(Stored entries)
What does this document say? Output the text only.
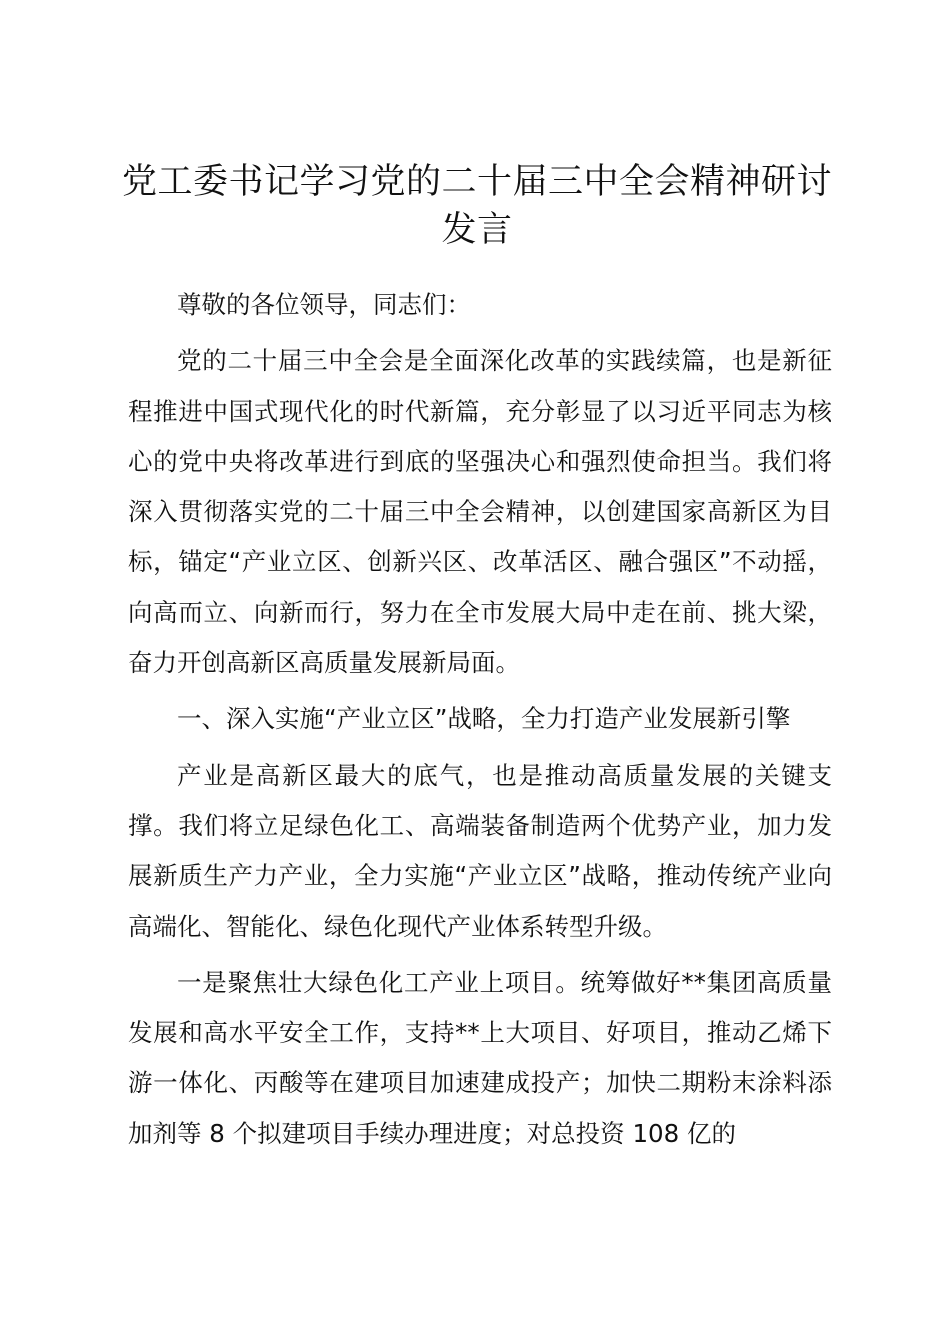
党工委书记学习党的二十届三中全会精神研讨发言

尊敬的各位领导，同志们：

党的二十届三中全会是全面深化改革的实践续篇，也是新征程推进中国式现代化的时代新篇，充分彰显了以习近平同志为核心的党中央将改革进行到底的坚强决心和强烈使命担当。我们将深入贯彻落实党的二十届三中全会精神，以创建国家高新区为目标，锚定“产业立区、创新兴区、改革活区、融合强区”不动摇，向高而立、向新而行，努力在全市发展大局中走在前、挑大梁，奋力开创高新区高质量发展新局面。

一、深入实施“产业立区”战略，全力打造产业发展新引擎

产业是高新区最大的底气，也是推动高质量发展的关键支撑。我们将立足绿色化工、高端装备制造两个优势产业，加力发展新质生产力产业，全力实施“产业立区”战略，推动传统产业向高端化、智能化、绿色化现代产业体系转型升级。

一是聚焦壮大绿色化工产业上项目。统筹做好**集团高质量发展和高水平安全工作，支持**上大项目、好项目，推动乙烯下游一体化、丙酸等在建项目加速建成投产；加快二期粉末涂料添加剂等 8 个拟建项目手续办理进度；对总投资 108 亿的
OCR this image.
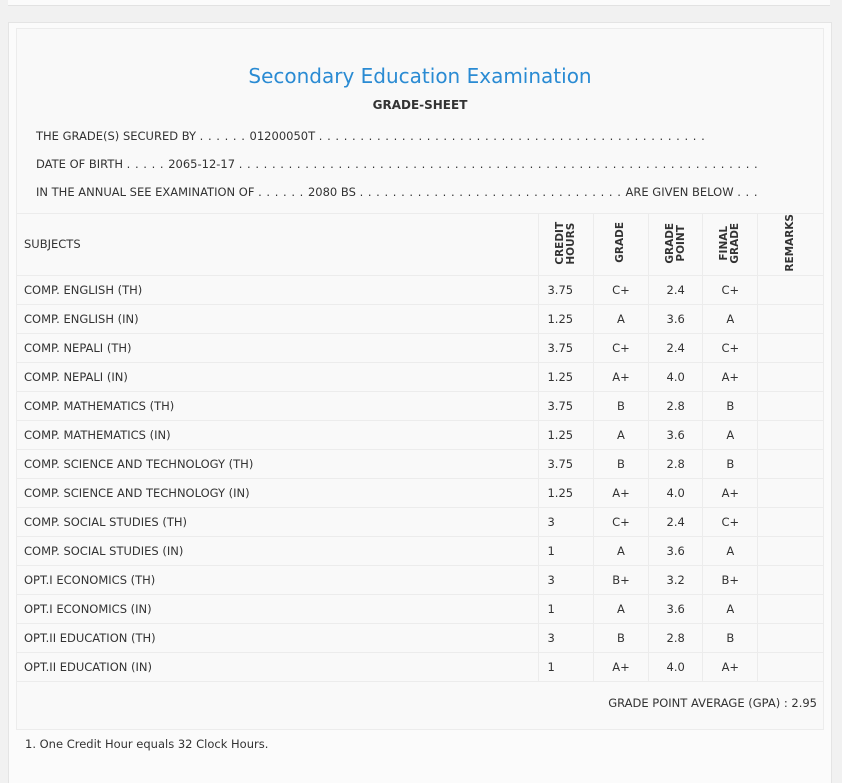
Secondary Education Examination
GRADE-SHEET
THE GRADE(S) SECURED BY . . . . . . 01200050T . . . . . . . . . . . . . . . . . . . . . . . . . . . . . . . . . . . . . . . . . . . . . . .
DATE OF BIRTH . . . . . 2065-12-17 . . . . . . . . . . . . . . . . . . . . . . . . . . . . . . . . . . . . . . . . . . . . . . . . . . . . . . . . . . . . . . .
IN THE ANNUAL SEE EXAMINATION OF . . . . . . 2080 BS . . . . . . . . . . . . . . . . . . . . . . . . . . . . . . . . ARE GIVEN BELOW . . .
SUBJECTS	CREDIT HOURS	GRADE	GRADE POINT	FINAL GRADE	REMARKS
COMP. ENGLISH (TH)	3.75	C+	2.4	C+	
COMP. ENGLISH (IN)	1.25	A	3.6	A	
COMP. NEPALI (TH)	3.75	C+	2.4	C+	
COMP. NEPALI (IN)	1.25	A+	4.0	A+	
COMP. MATHEMATICS (TH)	3.75	B	2.8	B	
COMP. MATHEMATICS (IN)	1.25	A	3.6	A	
COMP. SCIENCE AND TECHNOLOGY (TH)	3.75	B	2.8	B	
COMP. SCIENCE AND TECHNOLOGY (IN)	1.25	A+	4.0	A+	
COMP. SOCIAL STUDIES (TH)	3	C+	2.4	C+	
COMP. SOCIAL STUDIES (IN)	1	A	3.6	A	
OPT.I ECONOMICS (TH)	3	B+	3.2	B+	
OPT.I ECONOMICS (IN)	1	A	3.6	A	
OPT.II EDUCATION (TH)	3	B	2.8	B	
OPT.II EDUCATION (IN)	1	A+	4.0	A+	
GRADE POINT AVERAGE (GPA) : 2.95
1. One Credit Hour equals 32 Clock Hours.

→ **Set problem**: Track down every line holding the string "MATHEMATICS" and copy it.

→ **Response to the task**:
COMP. MATHEMATICS (TH)	3.75	B	2.8	B	
COMP. MATHEMATICS (IN)	1.25	A	3.6	A	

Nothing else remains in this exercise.